▸ Request
State the number of lines that hold the string "screenshot", with nothing added.

▸ Given records
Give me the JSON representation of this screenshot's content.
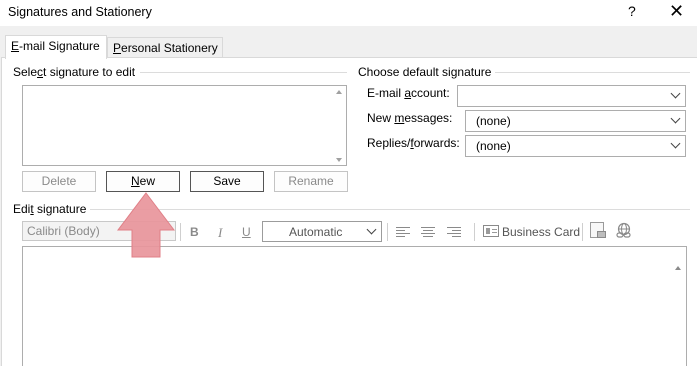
{
  "window": {
    "title": "Signatures and Stationery",
    "help_glyph": "?",
    "close_glyph": "✕"
  },
  "tabs": [
    {
      "label": "E-mail Signature",
      "accel": "E",
      "rest": "-mail Signature",
      "selected": true
    },
    {
      "label": "Personal Stationery",
      "accel": "P",
      "rest": "ersonal Stationery",
      "selected": false
    }
  ],
  "select_signature": {
    "group_label": "Select signature to edit",
    "label_pre": "Sele",
    "label_accel": "c",
    "label_post": "t signature to edit",
    "items": []
  },
  "buttons": {
    "delete": "Delete",
    "new_accel": "N",
    "new_rest": "ew",
    "save": "Save",
    "rename": "Rename"
  },
  "default_signature": {
    "group_label": "Choose default signature",
    "email_account_pre": "E-mail ",
    "email_account_accel": "a",
    "email_account_post": "ccount:",
    "email_account_value": "",
    "new_messages_pre": "New ",
    "new_messages_accel": "m",
    "new_messages_post": "essages:",
    "new_messages_value": "(none)",
    "replies_pre": "Replies/",
    "replies_accel": "f",
    "replies_post": "orwards:",
    "replies_value": "(none)"
  },
  "edit_signature": {
    "group_label_pre": "Edi",
    "group_label_accel": "t",
    "group_label_post": " signature",
    "font": "Calibri (Body)",
    "bold": "B",
    "italic": "I",
    "underline": "U",
    "color": "Automatic",
    "business_card": "Business Card",
    "content": ""
  },
  "colors": {
    "accent_arrow": "#e8959b",
    "dialog_bg": "#f0f0f0"
  }
}
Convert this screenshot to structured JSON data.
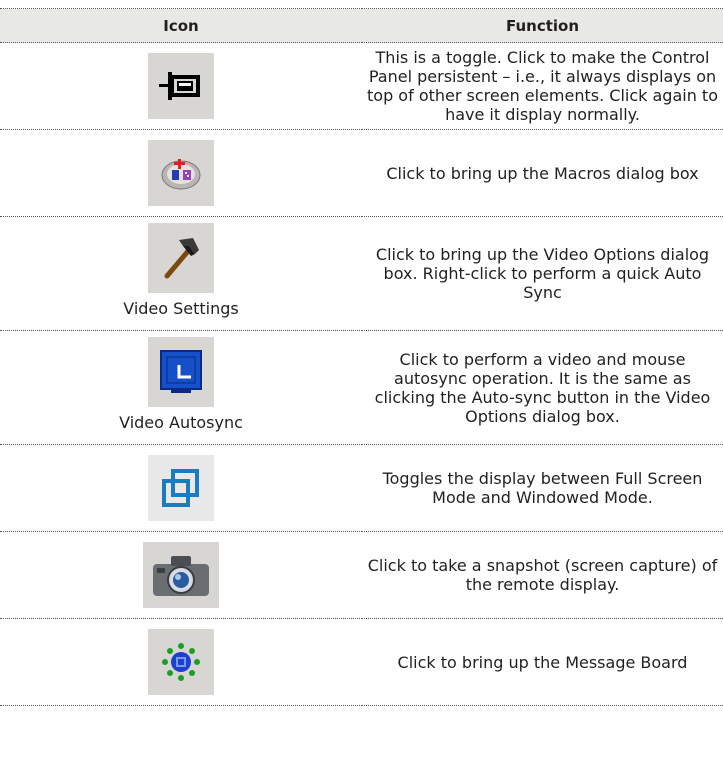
{
  "table": {
    "headers": {
      "icon": "Icon",
      "function": "Function"
    },
    "rows": [
      {
        "icon": "pin-icon",
        "caption": "",
        "function": "This is a toggle. Click to make the Control Panel persistent – i.e., it always displays on top of other screen elements. Click again to  have it display normally."
      },
      {
        "icon": "macros-icon",
        "caption": "",
        "function": "Click to bring up the Macros dialog box"
      },
      {
        "icon": "hammer-icon",
        "caption": "Video Settings",
        "function": "Click to bring up the Video Options dialog box. Right-click to perform  a quick Auto Sync"
      },
      {
        "icon": "autosync-icon",
        "caption": "Video Autosync",
        "function": "Click to perform a video and mouse autosync operation. It is the  same as clicking the Auto-sync button in the Video Options dialog box."
      },
      {
        "icon": "window-toggle-icon",
        "caption": "",
        "function": "Toggles the display between Full Screen Mode and Windowed Mode."
      },
      {
        "icon": "camera-icon",
        "caption": "",
        "function": "Click to take a snapshot (screen capture) of the remote display."
      },
      {
        "icon": "message-board-icon",
        "caption": "",
        "function": "Click to bring up the Message Board"
      }
    ]
  }
}
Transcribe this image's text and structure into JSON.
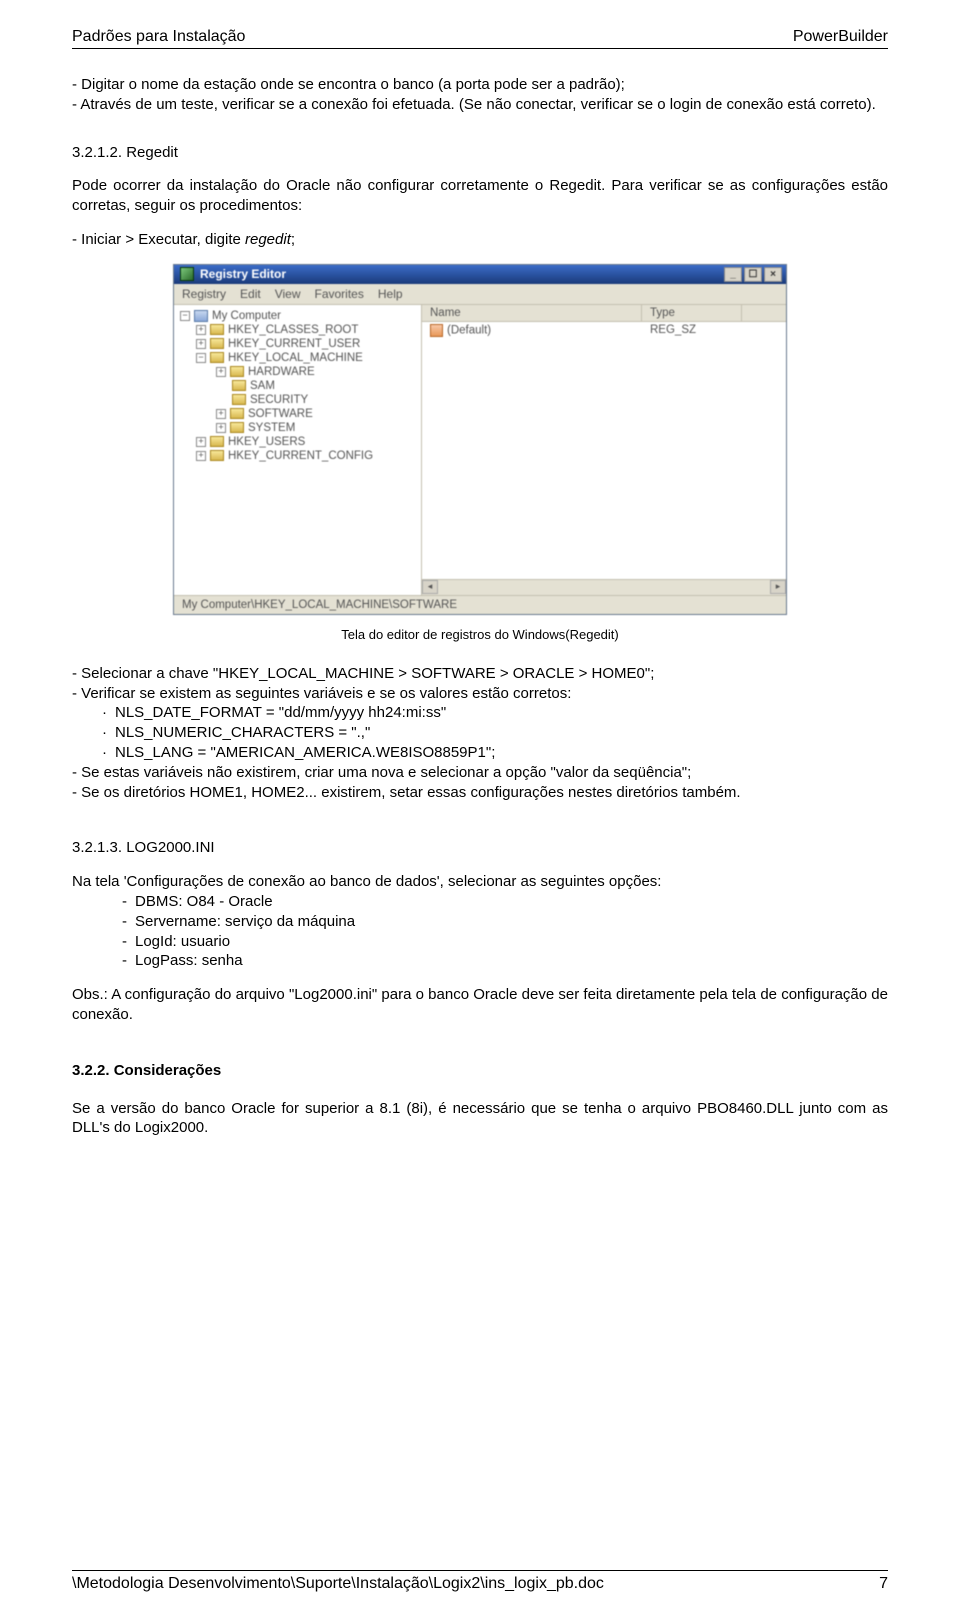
{
  "header": {
    "left": "Padrões para Instalação",
    "right": "PowerBuilder"
  },
  "intro": {
    "line1_prefix": "- Digitar o nome da estação onde se encontra o banco (a porta pode ser a padrão);",
    "line2": "- Através de um teste, verificar se a conexão foi efetuada. (Se não conectar, verificar se o login de conexão está correto)."
  },
  "sec_3212": {
    "title": "3.2.1.2. Regedit",
    "para": "Pode ocorrer da instalação do Oracle não configurar corretamente o Regedit. Para verificar se as configurações estão corretas, seguir os procedimentos:",
    "step_prefix": "- Iniciar > Executar, digite ",
    "step_cmd": "regedit",
    "step_suffix": ";"
  },
  "regedit": {
    "title": "Registry Editor",
    "menu": [
      "Registry",
      "Edit",
      "View",
      "Favorites",
      "Help"
    ],
    "tree_root": "My Computer",
    "tree_top": [
      "HKEY_CLASSES_ROOT",
      "HKEY_CURRENT_USER",
      "HKEY_LOCAL_MACHINE"
    ],
    "tree_sub": [
      "HARDWARE",
      "SAM",
      "SECURITY",
      "SOFTWARE",
      "SYSTEM"
    ],
    "tree_bottom": [
      "HKEY_USERS",
      "HKEY_CURRENT_CONFIG"
    ],
    "col_name": "Name",
    "col_type": "Type",
    "row_name": "(Default)",
    "row_type": "REG_SZ",
    "status": "My Computer\\HKEY_LOCAL_MACHINE\\SOFTWARE"
  },
  "caption": "Tela do editor de registros do Windows(Regedit)",
  "after_regedit": {
    "b1": "- Selecionar a chave \"HKEY_LOCAL_MACHINE > SOFTWARE > ORACLE > HOME0\";",
    "b2": "- Verificar se existem as seguintes variáveis e se os valores estão corretos:",
    "v1": "NLS_DATE_FORMAT = \"dd/mm/yyyy hh24:mi:ss\"",
    "v2": "NLS_NUMERIC_CHARACTERS = \".,\"",
    "v3": "NLS_LANG = \"AMERICAN_AMERICA.WE8ISO8859P1\";",
    "b3": "- Se estas variáveis não existirem, criar uma nova e selecionar a opção \"valor da seqüência\";",
    "b4": "- Se os diretórios HOME1, HOME2... existirem, setar essas configurações nestes diretórios também."
  },
  "sec_3213": {
    "title": "3.2.1.3. LOG2000.INI",
    "intro": "Na tela 'Configurações de conexão ao banco de dados', selecionar as seguintes opções:",
    "items": [
      "DBMS: O84 - Oracle",
      "Servername: serviço da máquina",
      "LogId: usuario",
      "LogPass: senha"
    ],
    "obs": "Obs.: A configuração do arquivo \"Log2000.ini\" para o banco Oracle deve ser feita diretamente pela tela de configuração de conexão."
  },
  "sec_322": {
    "title": "3.2.2. Considerações",
    "para": "Se a versão do banco Oracle for superior a 8.1 (8i), é necessário que se tenha o arquivo PBO8460.DLL junto com as DLL's do Logix2000."
  },
  "footer": {
    "path": "\\Metodologia Desenvolvimento\\Suporte\\Instalação\\Logix2\\ins_logix_pb.doc",
    "page": "7"
  }
}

▸ Task response
2